Each record below must be written out again in exactly the same form.

*** Opening INFORMATION ***

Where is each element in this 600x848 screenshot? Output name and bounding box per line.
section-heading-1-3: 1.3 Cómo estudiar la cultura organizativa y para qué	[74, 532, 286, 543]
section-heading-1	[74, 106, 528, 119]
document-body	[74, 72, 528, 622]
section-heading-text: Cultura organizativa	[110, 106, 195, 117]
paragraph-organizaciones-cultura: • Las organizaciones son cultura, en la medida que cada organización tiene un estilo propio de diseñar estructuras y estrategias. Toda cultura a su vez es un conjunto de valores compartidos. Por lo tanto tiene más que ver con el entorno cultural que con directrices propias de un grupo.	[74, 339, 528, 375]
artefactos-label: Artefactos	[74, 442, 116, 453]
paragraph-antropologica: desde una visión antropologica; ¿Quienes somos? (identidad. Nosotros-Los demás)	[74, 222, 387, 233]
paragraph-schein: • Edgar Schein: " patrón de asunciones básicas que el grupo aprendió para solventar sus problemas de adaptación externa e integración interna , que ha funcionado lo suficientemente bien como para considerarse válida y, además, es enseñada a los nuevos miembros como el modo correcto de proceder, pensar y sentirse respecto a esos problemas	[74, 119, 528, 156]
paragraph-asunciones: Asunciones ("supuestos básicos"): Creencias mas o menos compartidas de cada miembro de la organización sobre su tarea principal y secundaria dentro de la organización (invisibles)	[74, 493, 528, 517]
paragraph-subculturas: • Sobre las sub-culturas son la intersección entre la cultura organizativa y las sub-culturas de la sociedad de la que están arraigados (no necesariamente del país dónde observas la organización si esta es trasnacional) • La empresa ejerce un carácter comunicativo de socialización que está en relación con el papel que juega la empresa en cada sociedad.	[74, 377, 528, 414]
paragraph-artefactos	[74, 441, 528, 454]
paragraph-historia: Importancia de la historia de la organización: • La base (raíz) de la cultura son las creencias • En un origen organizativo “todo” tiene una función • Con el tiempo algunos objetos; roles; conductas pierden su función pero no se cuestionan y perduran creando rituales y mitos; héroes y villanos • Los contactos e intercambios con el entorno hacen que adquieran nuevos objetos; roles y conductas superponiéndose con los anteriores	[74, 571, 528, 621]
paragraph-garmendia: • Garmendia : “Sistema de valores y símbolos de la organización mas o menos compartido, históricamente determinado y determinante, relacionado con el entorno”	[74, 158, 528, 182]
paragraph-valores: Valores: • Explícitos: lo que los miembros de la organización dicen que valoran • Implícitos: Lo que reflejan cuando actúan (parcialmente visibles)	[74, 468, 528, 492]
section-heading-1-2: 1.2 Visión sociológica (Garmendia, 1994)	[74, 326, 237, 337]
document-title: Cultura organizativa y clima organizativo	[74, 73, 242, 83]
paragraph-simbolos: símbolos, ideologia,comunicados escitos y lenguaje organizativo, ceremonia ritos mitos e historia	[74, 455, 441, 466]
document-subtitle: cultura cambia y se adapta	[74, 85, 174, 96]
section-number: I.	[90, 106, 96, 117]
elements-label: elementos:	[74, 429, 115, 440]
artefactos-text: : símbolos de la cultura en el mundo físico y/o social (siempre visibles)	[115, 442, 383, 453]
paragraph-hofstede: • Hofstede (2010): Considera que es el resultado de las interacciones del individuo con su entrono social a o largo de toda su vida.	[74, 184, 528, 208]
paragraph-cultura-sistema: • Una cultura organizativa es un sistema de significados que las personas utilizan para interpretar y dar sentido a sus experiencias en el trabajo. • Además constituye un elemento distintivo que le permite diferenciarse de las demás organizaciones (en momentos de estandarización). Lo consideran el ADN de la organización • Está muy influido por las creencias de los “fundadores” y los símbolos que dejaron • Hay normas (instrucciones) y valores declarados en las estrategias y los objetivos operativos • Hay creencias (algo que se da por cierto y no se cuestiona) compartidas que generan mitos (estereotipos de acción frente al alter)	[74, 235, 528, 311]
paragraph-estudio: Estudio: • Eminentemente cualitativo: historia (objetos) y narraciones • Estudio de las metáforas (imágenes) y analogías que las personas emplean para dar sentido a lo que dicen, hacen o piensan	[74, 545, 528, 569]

*** Closing INFORMATION ***

- **SOLUTION BELOW**:
Where is each element in this 600x848 screenshot? Output name and bounding box per line.
section-heading-1-3: 1.3 Cómo estudiar la cultura organizativa y para qué	[74, 532, 286, 543]
section-heading-1	[74, 106, 528, 119]
document-body	[74, 72, 528, 622]
section-heading-text: Cultura organizativa	[110, 106, 195, 117]
paragraph-organizaciones-cultura: • Las organizaciones son cultura, en la medida que cada organización tiene un estilo propio de diseñar estructuras y estrategias. Toda cultura a su vez es un conjunto de valores compartidos. Por lo tanto tiene más que ver con el entorno cultural que con directrices propias de un grupo.	[74, 339, 528, 375]
artefactos-label: Artefactos	[74, 442, 116, 453]
paragraph-antropologica: desde una visión antropologica; ¿Quienes somos? (identidad. Nosotros-Los demás)	[74, 222, 387, 233]
paragraph-schein: • Edgar Schein: " patrón de asunciones básicas que el grupo aprendió para solventar sus problemas de adaptación externa e integración interna , que ha funcionado lo suficientemente bien como para considerarse válida y, además, es enseñada a los nuevos miembros como el modo correcto de proceder, pensar y sentirse respecto a esos problemas	[74, 119, 528, 156]
paragraph-asunciones: Asunciones ("supuestos básicos"): Creencias mas o menos compartidas de cada miembro de la organización sobre su tarea principal y secundaria dentro de la organización (invisibles)	[74, 493, 528, 517]
paragraph-subculturas: • Sobre las sub-culturas son la intersección entre la cultura organizativa y las sub-culturas de la sociedad de la que están arraigados (no necesariamente del país dónde observas la organización si esta es trasnacional) • La empresa ejerce un carácter comunicativo de socialización que está en relación con el papel que juega la empresa en cada sociedad.	[74, 377, 528, 414]
paragraph-artefactos	[74, 441, 528, 454]
paragraph-historia: Importancia de la historia de la organización: • La base (raíz) de la cultura son las creencias • En un origen organizativo “todo” tiene una función • Con el tiempo algunos objetos; roles; conductas pierden su función pero no se cuestionan y perduran creando rituales y mitos; héroes y villanos • Los contactos e intercambios con el entorno hacen que adquieran nuevos objetos; roles y conductas superponiéndose con los anteriores	[74, 571, 528, 621]
paragraph-garmendia: • Garmendia : “Sistema de valores y símbolos de la organización mas o menos compartido, históricamente determinado y determinante, relacionado con el entorno”	[74, 158, 528, 182]
paragraph-valores: Valores: • Explícitos: lo que los miembros de la organización dicen que valoran • Implícitos: Lo que reflejan cuando actúan (parcialmente visibles)	[74, 468, 528, 492]
section-heading-1-2: 1.2 Visión sociológica (Garmendia, 1994)	[74, 326, 237, 337]
document-title: Cultura organizativa y clima organizativo	[74, 73, 242, 83]
paragraph-simbolos: símbolos, ideologia,comunicados escitos y lenguaje organizativo, ceremonia ritos mitos e historia	[74, 455, 441, 466]
document-subtitle: cultura cambia y se adapta	[74, 85, 174, 96]
section-number: I.	[90, 106, 96, 117]
elements-label: elementos:	[74, 429, 115, 440]
artefactos-text: : símbolos de la cultura en el mundo físico y/o social (siempre visibles)	[115, 442, 383, 453]
paragraph-hofstede: • Hofstede (2010): Considera que es el resultado de las interacciones del individuo con su entrono social a o largo de toda su vida.	[74, 184, 528, 208]
paragraph-cultura-sistema: • Una cultura organizativa es un sistema de significados que las personas utilizan para interpretar y dar sentido a sus experiencias en el trabajo. • Además constituye un elemento distintivo que le permite diferenciarse de las demás organizaciones (en momentos de estandarización). Lo consideran el ADN de la organización • Está muy influido por las creencias de los “fundadores” y los símbolos que dejaron • Hay normas (instrucciones) y valores declarados en las estrategias y los objetivos operativos • Hay creencias (algo que se da por cierto y no se cuestiona) compartidas que generan mitos (estereotipos de acción frente al alter)	[74, 235, 528, 311]
paragraph-estudio: Estudio: • Eminentemente cualitativo: historia (objetos) y narraciones • Estudio de las metáforas (imágenes) y analogías que las personas emplean para dar sentido a lo que dicen, hacen o piensan	[74, 545, 528, 569]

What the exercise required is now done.